Dataset rows
*-*-*

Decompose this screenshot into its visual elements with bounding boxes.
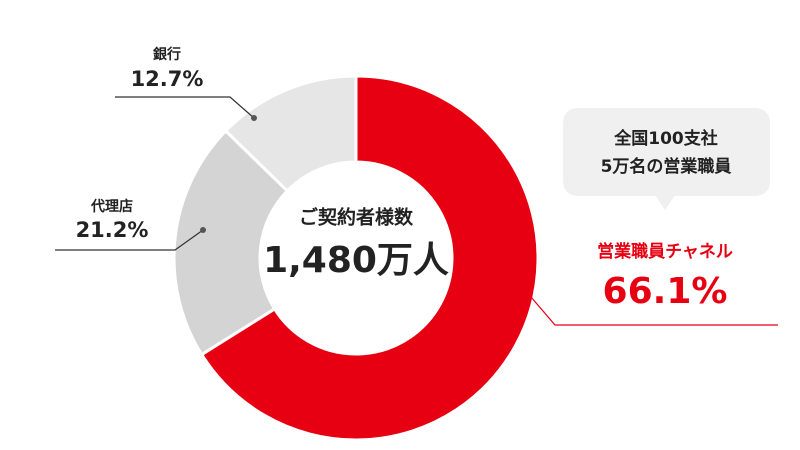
leader-line — [55, 229, 204, 251]
callout-line: 全国100支社 — [613, 128, 718, 149]
category-label: 代理店 — [90, 198, 133, 215]
leader-line — [524, 289, 778, 326]
callout-tail — [655, 195, 675, 210]
donut-slice — [199, 74, 540, 442]
leader-dot — [251, 115, 257, 121]
labels: 営業職員チャネル 66.1% 代理店 21.2% 銀行 12.7% — [55, 46, 778, 326]
center-value: 1,480万人 — [263, 240, 449, 281]
value-label: 66.1% — [603, 271, 728, 312]
center-title: ご契約者様数 — [299, 206, 414, 229]
leader-line — [115, 96, 255, 119]
value-label: 21.2% — [76, 218, 149, 242]
category-label: 銀行 — [153, 46, 181, 63]
leader-dot — [200, 227, 206, 233]
category-label: 営業職員チャネル — [597, 241, 733, 262]
value-label: 12.7% — [131, 67, 204, 91]
callout: 全国100支社 5万名の営業職員 — [563, 108, 770, 210]
callout-box — [563, 108, 770, 196]
donut-slice — [172, 128, 290, 357]
callout-line: 5万名の営業職員 — [601, 156, 732, 177]
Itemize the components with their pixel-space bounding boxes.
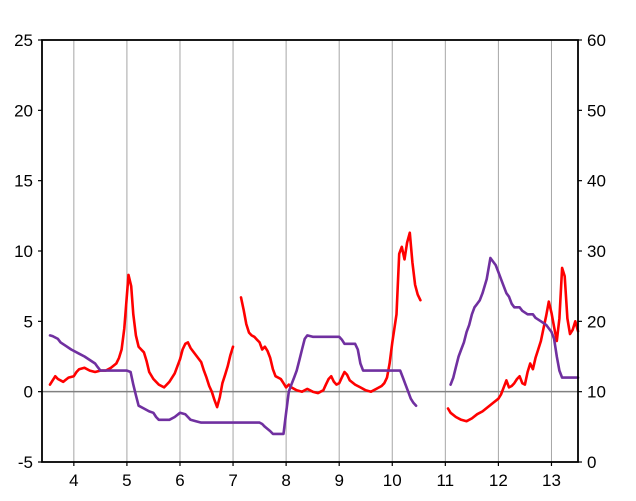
non-snow-series-path <box>239 231 422 395</box>
snow-series-path <box>449 256 580 386</box>
y-left-tick-label: 20 <box>14 101 33 120</box>
x-tick-label: 12 <box>489 471 508 490</box>
x-tick-label: 13 <box>542 471 561 490</box>
y-left-tick-label: 0 <box>24 383 33 402</box>
y-left-tick-label: 15 <box>14 172 33 191</box>
y-left-tick-label: 25 <box>14 31 33 50</box>
snow-series-path <box>48 334 418 436</box>
y-right-tick-label: 10 <box>587 383 606 402</box>
x-tick-label: 8 <box>281 471 290 490</box>
y-right-tick-label: 20 <box>587 312 606 331</box>
y-left-tick-label: 10 <box>14 242 33 261</box>
x-tick-label: 9 <box>334 471 343 490</box>
y-right-tick-label: 30 <box>587 242 606 261</box>
non-snow-series-path <box>446 266 580 423</box>
x-tick-label: 4 <box>69 471 78 490</box>
y-left-tick-label: 5 <box>24 312 33 331</box>
y-right-tick-label: 0 <box>587 453 596 472</box>
x-tick-label: 10 <box>383 471 402 490</box>
x-tick-label: 5 <box>122 471 131 490</box>
y-right-tick-label: 50 <box>587 101 606 120</box>
y-right-tick-label: 60 <box>587 31 606 50</box>
x-tick-label: 6 <box>175 471 184 490</box>
non-snow-series-path <box>48 273 235 409</box>
x-tick-label: 11 <box>436 471 454 490</box>
x-tick-label: 7 <box>228 471 237 490</box>
y-right-tick-label: 40 <box>587 172 606 191</box>
y-left-tick-label: -5 <box>18 453 33 472</box>
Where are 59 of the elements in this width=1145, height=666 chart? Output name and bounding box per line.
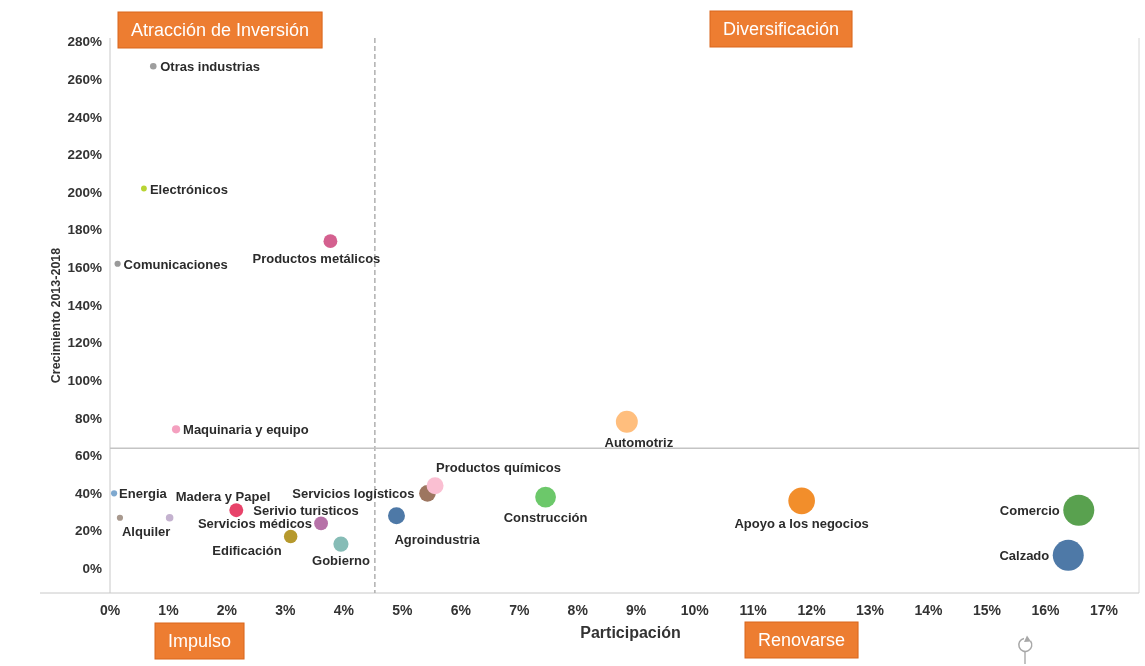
series-label: Comunicaciones: [123, 256, 228, 272]
x-tick-label: 13%: [856, 602, 885, 618]
x-tick-label: 17%: [1089, 602, 1119, 618]
x-tick-label: 4%: [333, 602, 355, 618]
annotation: Diversificación: [722, 19, 840, 39]
series-label: Agroindustria: [394, 531, 481, 547]
x-tick-label: 11%: [739, 602, 768, 618]
series-label: Energia: [119, 485, 168, 501]
series-label: Construcción: [503, 509, 588, 525]
x-tick-label: 12%: [797, 602, 827, 618]
series-label: Productos químicos: [436, 459, 562, 475]
series-label: Alquiler: [121, 523, 171, 539]
y-tick-label: 280%: [67, 34, 102, 50]
y-tick-label: 180%: [67, 222, 102, 238]
x-tick-label: 15%: [972, 602, 1002, 618]
series-label: Otras industrias: [160, 58, 260, 74]
y-tick-label: 240%: [67, 109, 102, 125]
x-tick-label: 5%: [392, 602, 413, 618]
series-label: Productos metálicos: [252, 250, 381, 266]
x-tick-label: 16%: [1031, 602, 1061, 618]
y-tick-label: 80%: [74, 410, 102, 426]
x-tick-label: 6%: [450, 602, 472, 618]
x-tick-label: 0%: [99, 602, 121, 618]
y-tick-label: 20%: [74, 523, 102, 539]
x-tick-label: 2%: [216, 602, 238, 618]
y-tick-label: 160%: [67, 260, 102, 276]
text: Impulso: [168, 631, 232, 651]
x-tick-label: 1%: [158, 602, 180, 618]
series-label: Comercio: [999, 502, 1060, 518]
series-label: Servicios médicos: [197, 515, 313, 531]
y-tick-label: 60%: [74, 448, 102, 464]
y-tick-label: 200%: [67, 184, 102, 200]
series-label: Servicios logísticos: [292, 485, 415, 501]
annotation: Atracción de Inversión: [131, 20, 310, 40]
x-tick-label: 9%: [626, 602, 647, 618]
x-tick-label: 10%: [680, 602, 710, 618]
text: Renovarse: [758, 630, 846, 650]
y-tick-label: 140%: [67, 297, 102, 313]
x-tick-label: 14%: [914, 602, 944, 618]
series-label: Madera y Papel: [175, 488, 271, 504]
series-label: Automotriz: [604, 434, 674, 450]
series-label: Electrónicos: [149, 181, 228, 197]
y-tick-label: 220%: [67, 147, 102, 163]
y-tick-label: 120%: [67, 335, 102, 351]
x-tick-label: 3%: [275, 602, 297, 618]
series-label: Apoyo a los negocios: [734, 515, 869, 531]
y-tick-label: 0%: [82, 561, 102, 577]
series-label: Edificación: [212, 542, 282, 558]
y-tick-label: 40%: [74, 485, 102, 501]
series-label: Calzado: [999, 547, 1050, 563]
series-label: Maquinaria y equipo: [183, 421, 309, 437]
x-tick-label: 8%: [567, 602, 589, 618]
y-tick-label: 100%: [67, 372, 102, 388]
x-tick-label: 7%: [509, 602, 530, 618]
series-label: Gobierno: [312, 552, 370, 568]
x-axis-title: Participación: [580, 623, 681, 641]
series-label: Serivio turisticos: [253, 502, 359, 518]
y-tick-label: 260%: [67, 71, 102, 87]
y-axis-title: Crecimiento 2013-2018: [49, 247, 63, 384]
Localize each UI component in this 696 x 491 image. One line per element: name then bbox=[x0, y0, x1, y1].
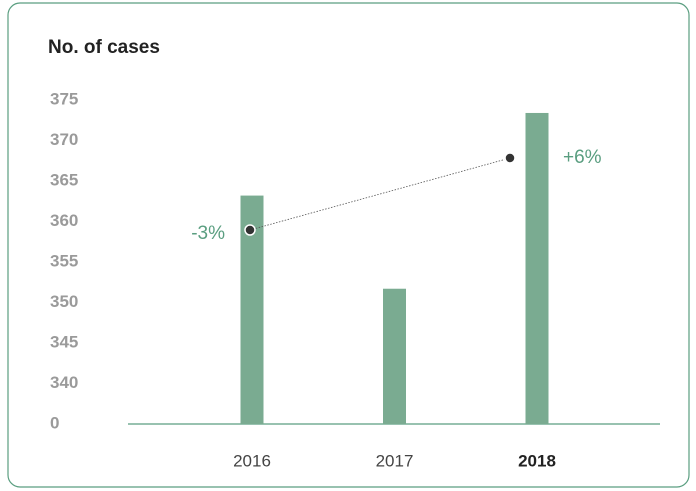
y-tick-label: 340 bbox=[50, 373, 78, 392]
annotation: +6% bbox=[563, 147, 602, 168]
bar bbox=[240, 195, 264, 424]
y-tick-label: 350 bbox=[50, 292, 78, 311]
y-tick-label: 360 bbox=[50, 211, 78, 230]
card bbox=[7, 2, 690, 488]
y-tick-label: 355 bbox=[50, 251, 78, 270]
annotation: -3% bbox=[191, 223, 225, 244]
y-tick-label: 375 bbox=[50, 89, 78, 108]
y-tick-label: 370 bbox=[50, 130, 78, 149]
x-tick-label: 2016 bbox=[233, 451, 271, 470]
marker-dot bbox=[504, 152, 516, 164]
marker-dot bbox=[244, 224, 256, 236]
x-tick-label: 2018 bbox=[518, 451, 556, 470]
bar bbox=[383, 288, 406, 424]
y-tick-label: 0 bbox=[50, 413, 59, 432]
y-tick-label: 345 bbox=[50, 332, 78, 351]
x-tick-label: 2017 bbox=[376, 451, 414, 470]
bar bbox=[525, 112, 549, 425]
chart-title: No. of cases bbox=[48, 37, 160, 58]
y-tick-label: 365 bbox=[50, 170, 78, 189]
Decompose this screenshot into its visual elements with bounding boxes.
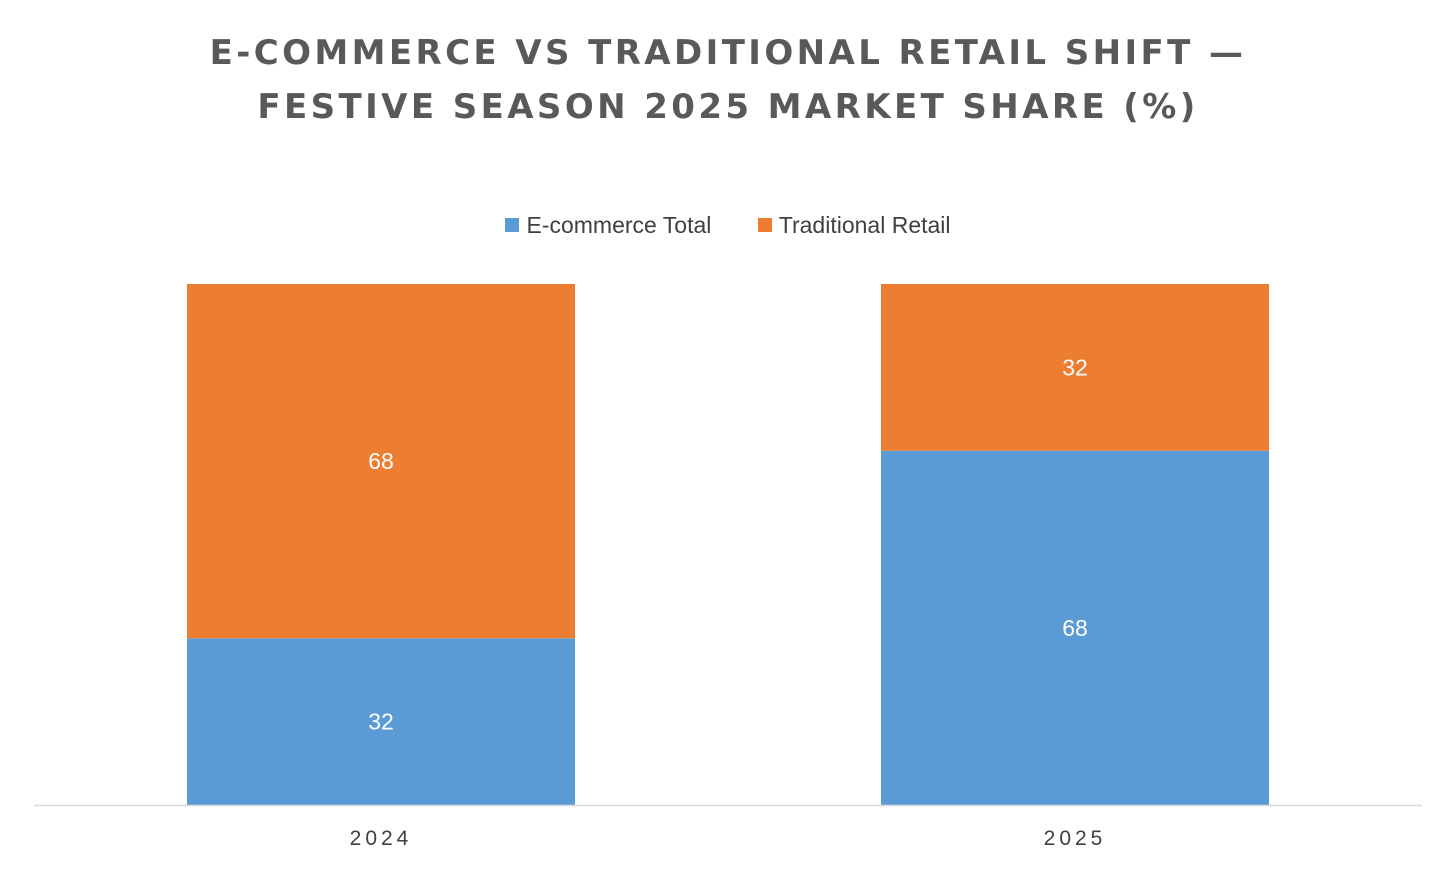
legend-entry-ecommerce[interactable]: E-commerce Total (505, 210, 711, 240)
legend-swatch-ecommerce (505, 218, 520, 232)
legend-label-ecommerce: E-commerce Total (526, 212, 712, 238)
data-label-traditional-retail-2025: 32 (1062, 354, 1088, 380)
chart-legend: E-commerce Total Traditional Retail (0, 209, 1456, 240)
bar-traditional-retail-2025[interactable] (881, 284, 1269, 451)
bar-traditional-retail-2024[interactable] (187, 284, 575, 639)
legend-entry-traditional-retail[interactable]: Traditional Retail (757, 210, 951, 240)
data-label-traditional-retail-2024: 68 (368, 448, 394, 474)
data-label-e-commerce-total-2024: 32 (368, 709, 394, 735)
chart-title: E-COMMERCE VS TRADITIONAL RETAIL SHIFT —… (0, 26, 1456, 134)
bar-e-commerce-total-2024[interactable] (187, 638, 575, 805)
legend-label-traditional-retail: Traditional Retail (778, 212, 951, 238)
data-label-e-commerce-total-2025: 68 (1062, 615, 1088, 641)
bar-e-commerce-total-2025[interactable] (881, 450, 1269, 805)
x-tick-label-2025: 2025 (1044, 827, 1107, 850)
x-tick-label-2024: 2024 (350, 827, 413, 850)
legend-swatch-traditional-retail (757, 218, 772, 232)
chart-title-line-1: E-COMMERCE VS TRADITIONAL RETAIL SHIFT — (209, 33, 1247, 73)
chart-title-line-2: FESTIVE SEASON 2025 MARKET SHARE (%) (257, 87, 1199, 127)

*-*-*

Please return everything from the start of the data down to the line containing "Itemize the components", inclusive, reproducing each line without changes. Omit the pictures from your answer.

== Task result ==
Decompose this screenshot into its visual elements with bounding boxes.
leader-line — [55, 229, 204, 251]
callout-line: 全国100支社 — [613, 128, 718, 149]
category-label: 代理店 — [90, 198, 133, 215]
leader-line — [524, 289, 778, 326]
callout-tail — [655, 195, 675, 210]
donut-slice — [199, 74, 540, 442]
leader-dot — [251, 115, 257, 121]
labels: 営業職員チャネル 66.1% 代理店 21.2% 銀行 12.7% — [55, 46, 778, 326]
center-value: 1,480万人 — [263, 240, 449, 281]
value-label: 66.1% — [603, 271, 728, 312]
center-title: ご契約者様数 — [299, 206, 414, 229]
leader-line — [115, 96, 255, 119]
value-label: 21.2% — [76, 218, 149, 242]
category-label: 銀行 — [153, 46, 181, 63]
leader-dot — [200, 227, 206, 233]
category-label: 営業職員チャネル — [597, 241, 733, 262]
value-label: 12.7% — [131, 67, 204, 91]
callout: 全国100支社 5万名の営業職員 — [563, 108, 770, 210]
callout-box — [563, 108, 770, 196]
donut-slice — [172, 128, 290, 357]
callout-line: 5万名の営業職員 — [601, 156, 732, 177]
Itemize the components with their pixel-space bounding boxes.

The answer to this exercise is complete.